(Figure contents as structured data)

+-------+

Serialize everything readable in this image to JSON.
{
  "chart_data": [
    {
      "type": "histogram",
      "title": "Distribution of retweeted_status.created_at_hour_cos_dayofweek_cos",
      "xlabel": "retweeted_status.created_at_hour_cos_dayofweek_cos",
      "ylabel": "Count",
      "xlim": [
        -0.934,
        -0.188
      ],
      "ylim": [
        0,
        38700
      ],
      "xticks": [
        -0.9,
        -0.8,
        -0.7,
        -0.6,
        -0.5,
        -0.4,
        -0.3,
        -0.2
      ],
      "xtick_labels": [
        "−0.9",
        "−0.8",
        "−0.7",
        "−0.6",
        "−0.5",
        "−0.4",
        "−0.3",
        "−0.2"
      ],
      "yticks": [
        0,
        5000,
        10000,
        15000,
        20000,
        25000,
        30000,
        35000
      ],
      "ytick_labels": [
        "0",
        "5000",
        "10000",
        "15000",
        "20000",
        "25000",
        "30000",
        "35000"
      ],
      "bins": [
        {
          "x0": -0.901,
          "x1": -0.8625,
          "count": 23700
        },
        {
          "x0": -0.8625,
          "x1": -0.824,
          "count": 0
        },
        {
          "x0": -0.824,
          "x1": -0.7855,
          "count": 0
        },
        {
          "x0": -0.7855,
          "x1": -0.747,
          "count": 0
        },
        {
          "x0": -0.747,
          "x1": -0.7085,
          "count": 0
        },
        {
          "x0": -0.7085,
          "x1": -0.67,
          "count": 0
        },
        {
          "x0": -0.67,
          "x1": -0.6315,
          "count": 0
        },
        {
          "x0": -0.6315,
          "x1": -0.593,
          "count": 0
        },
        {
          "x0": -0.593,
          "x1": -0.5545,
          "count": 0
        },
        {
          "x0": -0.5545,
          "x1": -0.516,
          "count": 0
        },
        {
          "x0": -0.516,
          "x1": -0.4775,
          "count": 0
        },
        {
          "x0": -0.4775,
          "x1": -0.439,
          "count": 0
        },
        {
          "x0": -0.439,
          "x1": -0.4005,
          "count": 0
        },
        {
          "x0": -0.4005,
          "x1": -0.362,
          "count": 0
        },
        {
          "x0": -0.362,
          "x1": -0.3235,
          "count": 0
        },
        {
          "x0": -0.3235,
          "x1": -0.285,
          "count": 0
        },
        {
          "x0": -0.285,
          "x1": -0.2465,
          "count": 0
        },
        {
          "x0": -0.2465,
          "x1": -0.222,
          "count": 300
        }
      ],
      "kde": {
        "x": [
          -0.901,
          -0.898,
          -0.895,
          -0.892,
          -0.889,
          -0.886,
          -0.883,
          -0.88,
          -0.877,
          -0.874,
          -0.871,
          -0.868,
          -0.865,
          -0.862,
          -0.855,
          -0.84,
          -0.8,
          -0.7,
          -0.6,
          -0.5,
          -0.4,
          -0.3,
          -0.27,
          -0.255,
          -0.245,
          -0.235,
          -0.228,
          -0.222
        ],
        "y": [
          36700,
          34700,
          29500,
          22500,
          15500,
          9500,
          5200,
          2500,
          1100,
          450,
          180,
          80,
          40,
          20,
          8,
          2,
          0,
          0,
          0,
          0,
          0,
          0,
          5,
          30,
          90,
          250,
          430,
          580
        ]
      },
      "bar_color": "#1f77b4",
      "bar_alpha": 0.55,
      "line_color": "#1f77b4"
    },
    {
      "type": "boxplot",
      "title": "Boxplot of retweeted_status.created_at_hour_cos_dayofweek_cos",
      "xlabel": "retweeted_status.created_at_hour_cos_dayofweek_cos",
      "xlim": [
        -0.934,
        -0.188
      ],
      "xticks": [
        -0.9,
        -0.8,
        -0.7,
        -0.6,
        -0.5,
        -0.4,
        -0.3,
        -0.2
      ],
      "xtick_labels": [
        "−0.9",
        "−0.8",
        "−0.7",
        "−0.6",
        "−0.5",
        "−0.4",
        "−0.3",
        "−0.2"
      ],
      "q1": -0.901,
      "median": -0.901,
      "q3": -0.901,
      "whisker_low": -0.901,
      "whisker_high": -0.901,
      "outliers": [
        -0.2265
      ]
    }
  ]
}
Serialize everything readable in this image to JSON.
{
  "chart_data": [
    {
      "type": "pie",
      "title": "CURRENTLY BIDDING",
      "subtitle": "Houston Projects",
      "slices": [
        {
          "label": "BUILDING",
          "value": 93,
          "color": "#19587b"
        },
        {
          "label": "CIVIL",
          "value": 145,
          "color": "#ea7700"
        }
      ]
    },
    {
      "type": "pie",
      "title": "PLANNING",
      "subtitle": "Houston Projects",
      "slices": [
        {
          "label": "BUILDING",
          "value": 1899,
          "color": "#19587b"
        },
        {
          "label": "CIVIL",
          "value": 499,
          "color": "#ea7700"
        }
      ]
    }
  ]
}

+-------+

State how many lines include the string "value", and nothing more.

Task solution: 4